## Task description
In the material below, repeat only the lines from the one that holds "Give me the JSON data" through the final line, exactly as they stand.

## Exercise inputs
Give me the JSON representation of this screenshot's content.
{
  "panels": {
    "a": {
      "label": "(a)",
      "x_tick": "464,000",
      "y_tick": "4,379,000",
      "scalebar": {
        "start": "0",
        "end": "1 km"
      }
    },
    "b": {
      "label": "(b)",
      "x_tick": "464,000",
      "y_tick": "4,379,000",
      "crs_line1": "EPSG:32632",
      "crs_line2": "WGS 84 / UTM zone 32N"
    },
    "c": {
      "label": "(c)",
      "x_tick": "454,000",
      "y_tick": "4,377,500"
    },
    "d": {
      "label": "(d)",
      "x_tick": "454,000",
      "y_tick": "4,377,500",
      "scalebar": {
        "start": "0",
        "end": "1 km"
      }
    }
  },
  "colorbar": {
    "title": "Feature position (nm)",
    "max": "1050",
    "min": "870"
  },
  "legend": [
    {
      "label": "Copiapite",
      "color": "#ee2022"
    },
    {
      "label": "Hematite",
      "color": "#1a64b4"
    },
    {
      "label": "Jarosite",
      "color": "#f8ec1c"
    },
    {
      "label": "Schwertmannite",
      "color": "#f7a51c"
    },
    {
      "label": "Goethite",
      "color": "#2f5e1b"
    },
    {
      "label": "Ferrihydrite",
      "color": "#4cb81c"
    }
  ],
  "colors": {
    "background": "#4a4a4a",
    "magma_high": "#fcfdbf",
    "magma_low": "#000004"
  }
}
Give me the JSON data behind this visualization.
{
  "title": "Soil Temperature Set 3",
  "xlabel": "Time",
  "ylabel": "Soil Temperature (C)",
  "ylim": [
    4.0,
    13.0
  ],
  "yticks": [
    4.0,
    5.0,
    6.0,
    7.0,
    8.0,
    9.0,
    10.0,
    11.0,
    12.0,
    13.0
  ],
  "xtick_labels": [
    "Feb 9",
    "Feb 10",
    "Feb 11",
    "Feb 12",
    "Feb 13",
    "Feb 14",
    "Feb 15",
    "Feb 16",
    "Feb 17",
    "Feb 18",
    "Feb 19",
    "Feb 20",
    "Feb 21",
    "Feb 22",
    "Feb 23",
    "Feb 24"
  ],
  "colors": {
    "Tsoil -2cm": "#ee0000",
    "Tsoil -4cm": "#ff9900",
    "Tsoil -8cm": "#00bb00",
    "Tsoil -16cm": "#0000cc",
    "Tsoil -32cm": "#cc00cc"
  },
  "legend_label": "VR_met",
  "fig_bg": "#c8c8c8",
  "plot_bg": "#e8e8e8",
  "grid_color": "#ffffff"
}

## Exercise solution
Give me the JSON data behind this visualization.
{
  "title": "Soil Temperature Set 3",
  "xlabel": "Time",
  "ylabel": "Soil Temperature (C)",
  "ylim": [
    4.0,
    13.0
  ],
  "yticks": [
    4.0,
    5.0,
    6.0,
    7.0,
    8.0,
    9.0,
    10.0,
    11.0,
    12.0,
    13.0
  ],
  "xtick_labels": [
    "Feb 9",
    "Feb 10",
    "Feb 11",
    "Feb 12",
    "Feb 13",
    "Feb 14",
    "Feb 15",
    "Feb 16",
    "Feb 17",
    "Feb 18",
    "Feb 19",
    "Feb 20",
    "Feb 21",
    "Feb 22",
    "Feb 23",
    "Feb 24"
  ],
  "colors": {
    "Tsoil -2cm": "#ee0000",
    "Tsoil -4cm": "#ff9900",
    "Tsoil -8cm": "#00bb00",
    "Tsoil -16cm": "#0000cc",
    "Tsoil -32cm": "#cc00cc"
  },
  "legend_label": "VR_met",
  "fig_bg": "#c8c8c8",
  "plot_bg": "#e8e8e8",
  "grid_color": "#ffffff"
}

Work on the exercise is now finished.